[Dataset records]
——

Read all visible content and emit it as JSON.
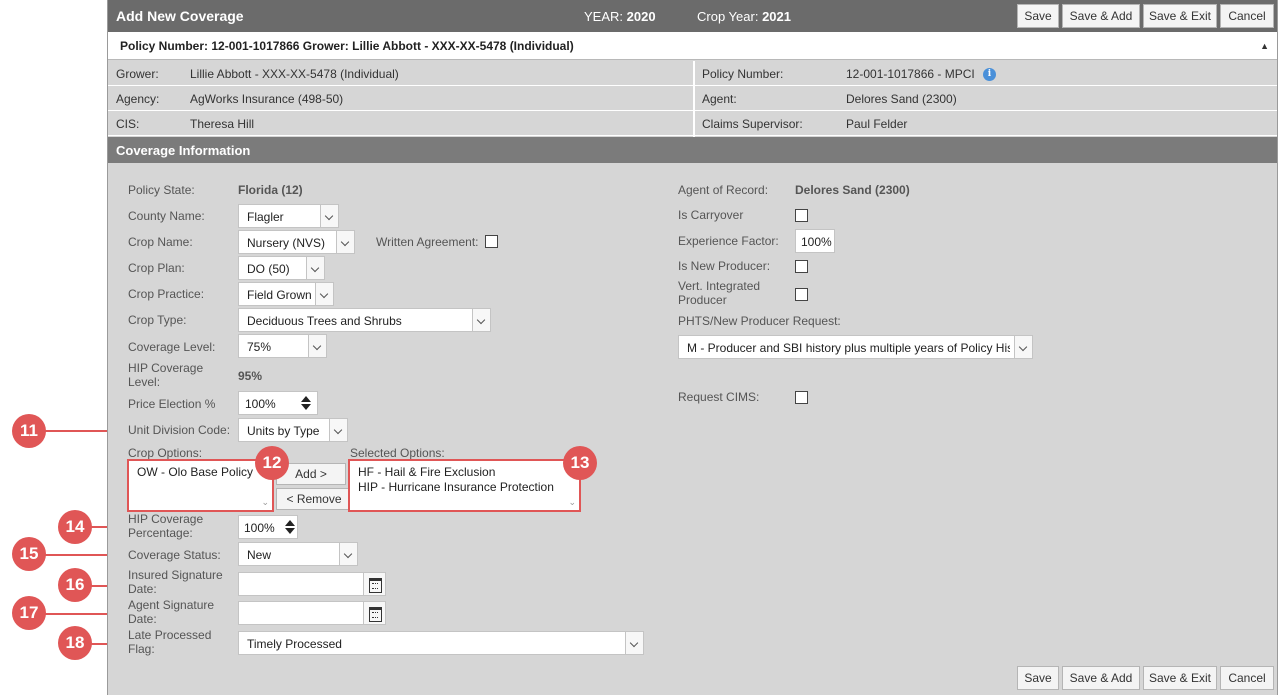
{
  "header": {
    "title": "Add New Coverage",
    "year_label": "YEAR:",
    "year_value": "2020",
    "crop_year_label": "Crop Year:",
    "crop_year_value": "2021"
  },
  "actions": {
    "save": "Save",
    "save_add": "Save & Add",
    "save_exit": "Save & Exit",
    "cancel": "Cancel"
  },
  "policy_bar": {
    "text": "Policy Number: 12-001-1017866 Grower: Lillie Abbott - XXX-XX-5478 (Individual)",
    "collapse_glyph": "▲"
  },
  "info": {
    "grower_label": "Grower:",
    "grower_value": "Lillie Abbott - XXX-XX-5478 (Individual)",
    "agency_label": "Agency:",
    "agency_value": "AgWorks Insurance (498-50)",
    "cis_label": "CIS:",
    "cis_value": "Theresa Hill",
    "policy_number_label": "Policy Number:",
    "policy_number_value": "12-001-1017866 - MPCI",
    "info_glyph": "i",
    "agent_label": "Agent:",
    "agent_value": "Delores Sand (2300)",
    "claims_label": "Claims Supervisor:",
    "claims_value": "Paul Felder"
  },
  "section": {
    "title": "Coverage Information"
  },
  "form": {
    "policy_state_label": "Policy State:",
    "policy_state_value": "Florida (12)",
    "county_label": "County Name:",
    "county_value": "Flagler",
    "crop_name_label": "Crop Name:",
    "crop_name_value": "Nursery (NVS)",
    "written_agreement_label": "Written Agreement:",
    "crop_plan_label": "Crop Plan:",
    "crop_plan_value": "DO (50)",
    "crop_practice_label": "Crop Practice:",
    "crop_practice_value": "Field Grown",
    "crop_type_label": "Crop Type:",
    "crop_type_value": "Deciduous Trees and Shrubs",
    "coverage_level_label": "Coverage Level:",
    "coverage_level_value": "75%",
    "hip_coverage_level_label": "HIP Coverage Level:",
    "hip_coverage_level_value": "95%",
    "price_election_label": "Price Election %",
    "price_election_value": "100%",
    "unit_division_label": "Unit Division Code:",
    "unit_division_value": "Units by Type",
    "crop_options_label": "Crop Options:",
    "crop_options": [
      "OW - Olo Base Policy"
    ],
    "add_label": "Add >",
    "remove_label": "< Remove",
    "selected_options_label": "Selected Options:",
    "selected_options": [
      "HF - Hail & Fire Exclusion",
      "HIP - Hurricane Insurance Protection"
    ],
    "hip_pct_label": "HIP Coverage Percentage:",
    "hip_pct_value": "100%",
    "coverage_status_label": "Coverage Status:",
    "coverage_status_value": "New",
    "insured_sig_label": "Insured Signature Date:",
    "agent_sig_label": "Agent Signature Date:",
    "late_processed_label": "Late Processed Flag:",
    "late_processed_value": "Timely Processed",
    "agent_of_record_label": "Agent of Record:",
    "agent_of_record_value": "Delores Sand (2300)",
    "is_carryover_label": "Is Carryover",
    "experience_factor_label": "Experience Factor:",
    "experience_factor_value": "100%",
    "is_new_producer_label": "Is New Producer:",
    "vert_integrated_label": "Vert. Integrated Producer",
    "phts_label": "PHTS/New Producer Request:",
    "phts_value": "M - Producer and SBI history plus multiple years of Policy History",
    "request_cims_label": "Request CIMS:"
  },
  "callouts": {
    "c11": "11",
    "c12": "12",
    "c13": "13",
    "c14": "14",
    "c15": "15",
    "c16": "16",
    "c17": "17",
    "c18": "18"
  },
  "colors": {
    "callout": "#e05656",
    "title_bar": "#6b6b6b",
    "section_bar": "#7b7b7b",
    "panel": "#d6d6d6"
  }
}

——

__OBJECTIVE__. Only the number is wanted: how many lines in the entries above contain the string "Abbott"?

__EXERCISE RESULT__. 2